PROBLEM REQUIREMENTS: Leave out the pictures and transcribe the rest of the records exactly.
Begin ENTRIES
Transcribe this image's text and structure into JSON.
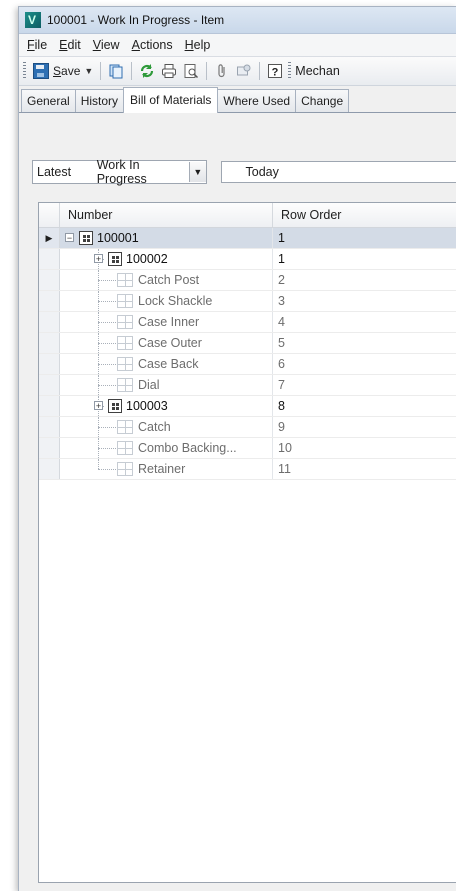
{
  "window": {
    "title": "100001 - Work In Progress - Item"
  },
  "menu": {
    "file": {
      "pre": "",
      "key": "F",
      "post": "ile"
    },
    "edit": {
      "pre": "",
      "key": "E",
      "post": "dit"
    },
    "view": {
      "pre": "",
      "key": "V",
      "post": "iew"
    },
    "actions": {
      "pre": "",
      "key": "A",
      "post": "ctions"
    },
    "help": {
      "pre": "",
      "key": "H",
      "post": "elp"
    }
  },
  "toolbar": {
    "save": {
      "key": "S",
      "post": "ave"
    },
    "category": "Mechan",
    "icons": [
      "copy-icon",
      "refresh-icon",
      "print-icon",
      "print-preview-icon",
      "attach-icon",
      "lifecycle-icon",
      "help-icon"
    ]
  },
  "tabs": [
    "General",
    "History",
    "Bill of Materials",
    "Where Used",
    "Change"
  ],
  "filter": {
    "revision": "Latest",
    "state": "Work In Progress",
    "date": "Today"
  },
  "grid": {
    "columns": [
      "Number",
      "Row Order"
    ],
    "rows": [
      {
        "number": "100001",
        "row_order": "1",
        "kind": "assembly",
        "level": 0,
        "expanded": true,
        "selected": true
      },
      {
        "number": "100002",
        "row_order": "1",
        "kind": "assembly",
        "level": 1,
        "expanded": false
      },
      {
        "number": "Catch Post",
        "row_order": "2",
        "kind": "part",
        "level": 1
      },
      {
        "number": "Lock Shackle",
        "row_order": "3",
        "kind": "part",
        "level": 1
      },
      {
        "number": "Case Inner",
        "row_order": "4",
        "kind": "part",
        "level": 1
      },
      {
        "number": "Case Outer",
        "row_order": "5",
        "kind": "part",
        "level": 1
      },
      {
        "number": "Case Back",
        "row_order": "6",
        "kind": "part",
        "level": 1
      },
      {
        "number": "Dial",
        "row_order": "7",
        "kind": "part",
        "level": 1
      },
      {
        "number": "100003",
        "row_order": "8",
        "kind": "assembly",
        "level": 1,
        "expanded": false
      },
      {
        "number": "Catch",
        "row_order": "9",
        "kind": "part",
        "level": 1
      },
      {
        "number": "Combo Backing...",
        "row_order": "10",
        "kind": "part",
        "level": 1
      },
      {
        "number": "Retainer",
        "row_order": "11",
        "kind": "part",
        "level": 1
      }
    ]
  }
}
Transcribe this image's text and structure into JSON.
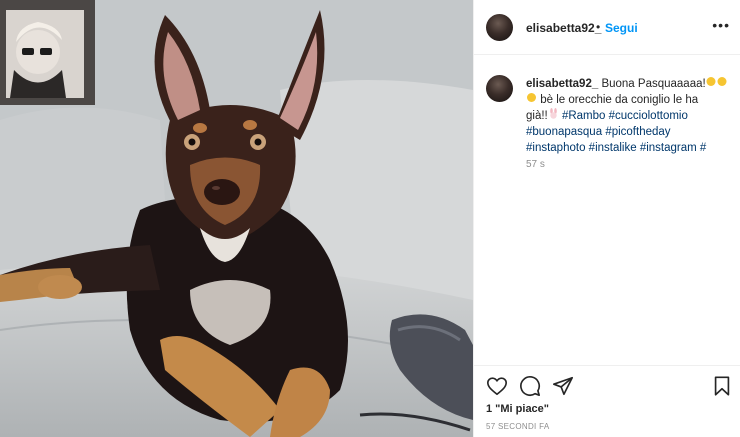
{
  "post": {
    "username": "elisabetta92_",
    "dot": "•",
    "follow_label": "Segui",
    "more_label": "•••",
    "caption": {
      "username": "elisabetta92_",
      "line1": "Buona Pasquaaaaa!",
      "line2": "bè le orecchie da coniglio le ha",
      "line3": "già!!",
      "tags": [
        "#Rambo",
        "#cucciolottomio",
        "#buonapasqua",
        "#picoftheday",
        "#instaphoto",
        "#instalike",
        "#instagram",
        "#"
      ]
    },
    "relative_time": "57 s",
    "likes": "1 \"Mi piace\"",
    "posted_ago": "57 SECONDI FA"
  },
  "icons": {
    "like": "heart-icon",
    "comment": "comment-icon",
    "share": "share-icon",
    "save": "bookmark-icon"
  },
  "colors": {
    "link": "#0095f6",
    "hashtag": "#00376b",
    "muted": "#8e8e8e",
    "text": "#262626"
  }
}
End ENTRIES
TASK RESULT:
Transcribe this image's text and structure into JSON.
{
  "window": {
    "title": "100001 - Work In Progress - Item"
  },
  "menu": {
    "file": {
      "pre": "",
      "key": "F",
      "post": "ile"
    },
    "edit": {
      "pre": "",
      "key": "E",
      "post": "dit"
    },
    "view": {
      "pre": "",
      "key": "V",
      "post": "iew"
    },
    "actions": {
      "pre": "",
      "key": "A",
      "post": "ctions"
    },
    "help": {
      "pre": "",
      "key": "H",
      "post": "elp"
    }
  },
  "toolbar": {
    "save": {
      "key": "S",
      "post": "ave"
    },
    "category": "Mechan",
    "icons": [
      "copy-icon",
      "refresh-icon",
      "print-icon",
      "print-preview-icon",
      "attach-icon",
      "lifecycle-icon",
      "help-icon"
    ]
  },
  "tabs": [
    "General",
    "History",
    "Bill of Materials",
    "Where Used",
    "Change"
  ],
  "filter": {
    "revision": "Latest",
    "state": "Work In Progress",
    "date": "Today"
  },
  "grid": {
    "columns": [
      "Number",
      "Row Order"
    ],
    "rows": [
      {
        "number": "100001",
        "row_order": "1",
        "kind": "assembly",
        "level": 0,
        "expanded": true,
        "selected": true
      },
      {
        "number": "100002",
        "row_order": "1",
        "kind": "assembly",
        "level": 1,
        "expanded": false
      },
      {
        "number": "Catch Post",
        "row_order": "2",
        "kind": "part",
        "level": 1
      },
      {
        "number": "Lock Shackle",
        "row_order": "3",
        "kind": "part",
        "level": 1
      },
      {
        "number": "Case Inner",
        "row_order": "4",
        "kind": "part",
        "level": 1
      },
      {
        "number": "Case Outer",
        "row_order": "5",
        "kind": "part",
        "level": 1
      },
      {
        "number": "Case Back",
        "row_order": "6",
        "kind": "part",
        "level": 1
      },
      {
        "number": "Dial",
        "row_order": "7",
        "kind": "part",
        "level": 1
      },
      {
        "number": "100003",
        "row_order": "8",
        "kind": "assembly",
        "level": 1,
        "expanded": false
      },
      {
        "number": "Catch",
        "row_order": "9",
        "kind": "part",
        "level": 1
      },
      {
        "number": "Combo Backing...",
        "row_order": "10",
        "kind": "part",
        "level": 1
      },
      {
        "number": "Retainer",
        "row_order": "11",
        "kind": "part",
        "level": 1
      }
    ]
  }
}
Transcribe this image's text and structure into JSON.
{
  "post": {
    "username": "elisabetta92_",
    "dot": "•",
    "follow_label": "Segui",
    "more_label": "•••",
    "caption": {
      "username": "elisabetta92_",
      "line1": "Buona Pasquaaaaa!",
      "line2": "bè le orecchie da coniglio le ha",
      "line3": "già!!",
      "tags": [
        "#Rambo",
        "#cucciolottomio",
        "#buonapasqua",
        "#picoftheday",
        "#instaphoto",
        "#instalike",
        "#instagram",
        "#"
      ]
    },
    "relative_time": "57 s",
    "likes": "1 \"Mi piace\"",
    "posted_ago": "57 SECONDI FA"
  },
  "icons": {
    "like": "heart-icon",
    "comment": "comment-icon",
    "share": "share-icon",
    "save": "bookmark-icon"
  },
  "colors": {
    "link": "#0095f6",
    "hashtag": "#00376b",
    "muted": "#8e8e8e",
    "text": "#262626"
  }
}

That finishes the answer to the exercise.